Exercise goal:
Output the material exactly, but drop every image it holds.

Task input:
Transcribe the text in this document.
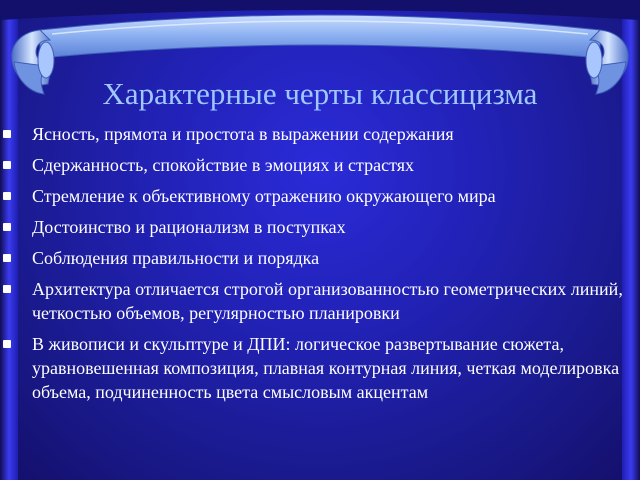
Характерные черты классицизма
Ясность, прямота и простота в выражении содержания
Сдержанность, спокойствие в эмоциях и страстях
Стремление к объективному отражению окружающего мира
Достоинство и рационализм в поступках
Соблюдения правильности и порядка
Архитектура отличается строгой организованностью геометрических линий, четкостью объемов, регулярностью планировки
В живописи и скульптуре и ДПИ: логическое развертывание сюжета, уравновешенная композиция, плавная контурная линия, четкая моделировка объема, подчиненность цвета смысловым акцентам
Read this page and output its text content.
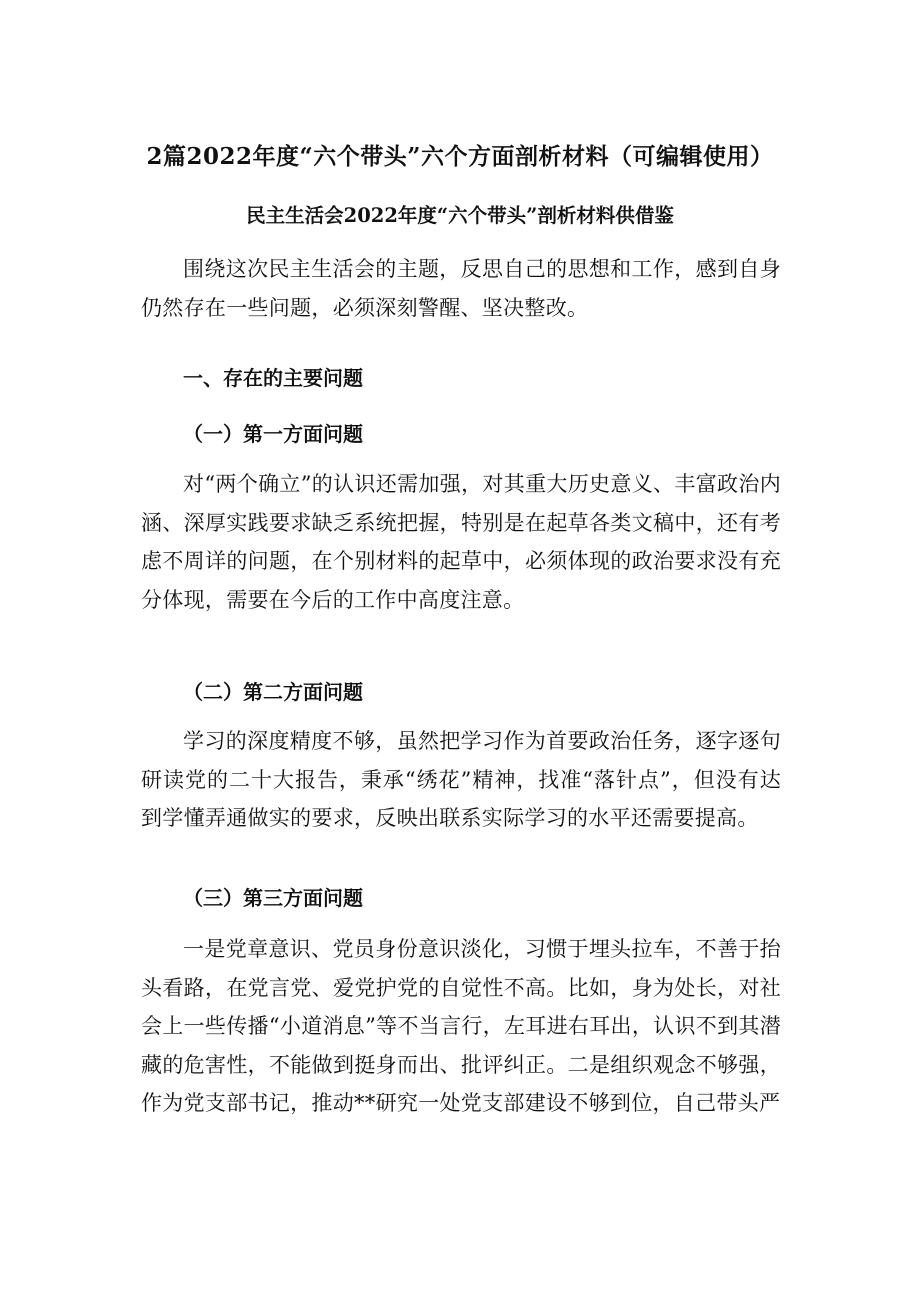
2篇2022年度“六个带头”六个方面剖析材料（可编辑使用）
民主生活会2022年度“六个带头”剖析材料供借鉴

围绕这次民主生活会的主题，反思自己的思想和工作，感到自身仍然存在一些问题，必须深刻警醒、坚决整改。

一、存在的主要问题
（一）第一方面问题

对“两个确立”的认识还需加强，对其重大历史意义、丰富政治内涵、深厚实践要求缺乏系统把握，特别是在起草各类文稿中，还有考虑不周详的问题，在个别材料的起草中，必须体现的政治要求没有充分体现，需要在今后的工作中高度注意。

（二）第二方面问题

学习的深度精度不够，虽然把学习作为首要政治任务，逐字逐句研读党的二十大报告，秉承“绣花”精神，找准“落针点”，但没有达到学懂弄通做实的要求，反映出联系实际学习的水平还需要提高。

（三）第三方面问题

一是党章意识、党员身份意识淡化，习惯于埋头拉车，不善于抬头看路，在党言党、爱党护党的自觉性不高。比如，身为处长，对社会上一些传播“小道消息”等不当言行，左耳进右耳出，认识不到其潜藏的危害性，不能做到挺身而出、批评纠正。二是组织观念不够强，作为党支部书记，推动**研究一处党支部建设不够到位，自己带头严
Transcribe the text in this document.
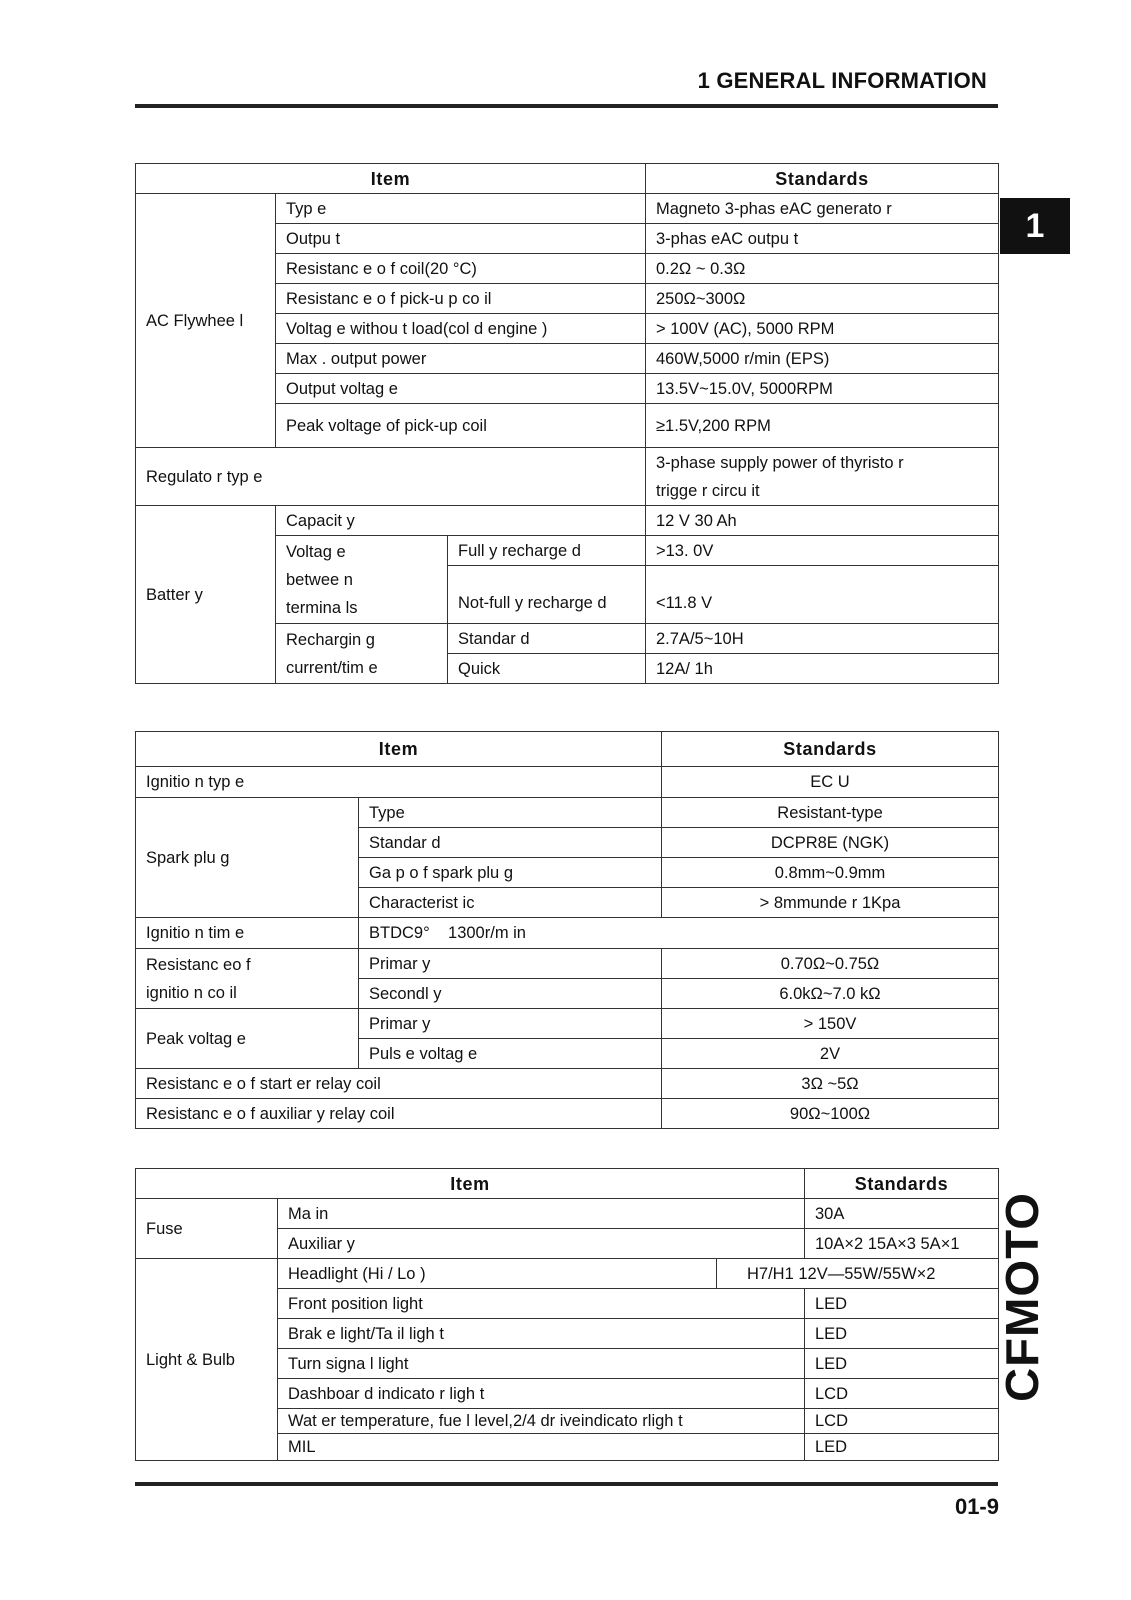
1 GENERAL INFORMATION
1
Item			Standards
AC Flywhee l	Typ e		Magneto 3-phas eAC generato r
	Outpu t		3-phas eAC outpu t
	Resistanc e o f coil(20 °C)		0.2Ω ~ 0.3Ω
	Resistanc e o f pick-u p co il		250Ω~300Ω
	Voltag e withou t load(col d engine )		> 100V (AC), 5000 RPM
	Max . output power		460W,5000 r/min (EPS)
	Output voltag e		13.5V~15.0V, 5000RPM
	Peak voltage of pick-up coil		≥1.5V,200 RPM
Regulato r typ e			3-phase supply power of thyristo r
trigge r circu it

Batter y	Capacit y		12 V 30 Ah

	Voltag e
betwee n
termina ls	Full y recharge d	>13. 0V
		Not-full y recharge d	<11.8 V

	Rechargin g
current/tim e	Standar d	2.7A/5~10H
		Quick	12A/ 1h
Item		Standards
Ignitio n typ e		EC U
Spark plu g	Type	Resistant-type
	Standar d	DCPR8E (NGK)
	Ga p o f spark plu g	0.8mm~0.9mm
	Characterist ic	> 8mmunde r 1Kpa
Ignitio n tim e	BTDC9°    1300r/m in	

Resistanc eo f
ignitio n co il	Primar y	0.70Ω~0.75Ω
	Secondl y	6.0kΩ~7.0 kΩ
Peak voltag e	Primar y	> 150V
	Puls e voltag e	2V
Resistanc e o f start er relay coil		3Ω ~5Ω
Resistanc e o f auxiliar y relay coil		90Ω~100Ω
Item			Standards
Fuse	Ma in		30A
	Auxiliar y		10A×2 15A×3 5A×1
Light & Bulb	Headlight (Hi / Lo )	H7/H1 12V—55W/55W×2	
	Front position light		LED
	Brak e light/Ta il ligh t		LED
	Turn signa l light		LED
	Dashboar d indicato r ligh t		LCD
	Wat er temperature, fue l level,2/4 dr iveindicato rligh t		LCD
	MIL		LED
CFMOTO
01-9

Expected answer:
Transcribe the text in this document.
Характерные черты классицизма
Ясность, прямота и простота в выражении содержания
Сдержанность, спокойствие в эмоциях и страстях
Стремление к объективному отражению окружающего мира
Достоинство и рационализм в поступках
Соблюдения правильности и порядка
Архитектура отличается строгой организованностью геометрических линий, четкостью объемов, регулярностью планировки
В живописи и скульптуре и ДПИ: логическое развертывание сюжета, уравновешенная композиция, плавная контурная линия, четкая моделировка объема, подчиненность цвета смысловым акцентам
Read this page and output its text content.
2篇2022年度“六个带头”六个方面剖析材料（可编辑使用）
民主生活会2022年度“六个带头”剖析材料供借鉴

围绕这次民主生活会的主题，反思自己的思想和工作，感到自身仍然存在一些问题，必须深刻警醒、坚决整改。

一、存在的主要问题
（一）第一方面问题

对“两个确立”的认识还需加强，对其重大历史意义、丰富政治内涵、深厚实践要求缺乏系统把握，特别是在起草各类文稿中，还有考虑不周详的问题，在个别材料的起草中，必须体现的政治要求没有充分体现，需要在今后的工作中高度注意。

（二）第二方面问题

学习的深度精度不够，虽然把学习作为首要政治任务，逐字逐句研读党的二十大报告，秉承“绣花”精神，找准“落针点”，但没有达到学懂弄通做实的要求，反映出联系实际学习的水平还需要提高。

（三）第三方面问题

一是党章意识、党员身份意识淡化，习惯于埋头拉车，不善于抬头看路，在党言党、爱党护党的自觉性不高。比如，身为处长，对社会上一些传播“小道消息”等不当言行，左耳进右耳出，认识不到其潜藏的危害性，不能做到挺身而出、批评纠正。二是组织观念不够强，作为党支部书记，推动**研究一处党支部建设不够到位，自己带头严
Transcribe the text in this document.
1 GENERAL INFORMATION
1
Item			Standards
AC Flywhee l	Typ e		Magneto 3-phas eAC generato r
	Outpu t		3-phas eAC outpu t
	Resistanc e o f coil(20 °C)		0.2Ω ~ 0.3Ω
	Resistanc e o f pick-u p co il		250Ω~300Ω
	Voltag e withou t load(col d engine )		> 100V (AC), 5000 RPM
	Max . output power		460W,5000 r/min (EPS)
	Output voltag e		13.5V~15.0V, 5000RPM
	Peak voltage of pick-up coil		≥1.5V,200 RPM
Regulato r typ e			3-phase supply power of thyristo r
trigge r circu it

Batter y	Capacit y		12 V 30 Ah

	Voltag e
betwee n
termina ls	Full y recharge d	>13. 0V
		Not-full y recharge d	<11.8 V

	Rechargin g
current/tim e	Standar d	2.7A/5~10H
		Quick	12A/ 1h
Item		Standards
Ignitio n typ e		EC U
Spark plu g	Type	Resistant-type
	Standar d	DCPR8E (NGK)
	Ga p o f spark plu g	0.8mm~0.9mm
	Characterist ic	> 8mmunde r 1Kpa
Ignitio n tim e	BTDC9°    1300r/m in	

Resistanc eo f
ignitio n co il	Primar y	0.70Ω~0.75Ω
	Secondl y	6.0kΩ~7.0 kΩ
Peak voltag e	Primar y	> 150V
	Puls e voltag e	2V
Resistanc e o f start er relay coil		3Ω ~5Ω
Resistanc e o f auxiliar y relay coil		90Ω~100Ω
Item			Standards
Fuse	Ma in		30A
	Auxiliar y		10A×2 15A×3 5A×1
Light & Bulb	Headlight (Hi / Lo )	H7/H1 12V—55W/55W×2	
	Front position light		LED
	Brak e light/Ta il ligh t		LED
	Turn signa l light		LED
	Dashboar d indicato r ligh t		LCD
	Wat er temperature, fue l level,2/4 dr iveindicato rligh t		LCD
	MIL		LED
CFMOTO
01-9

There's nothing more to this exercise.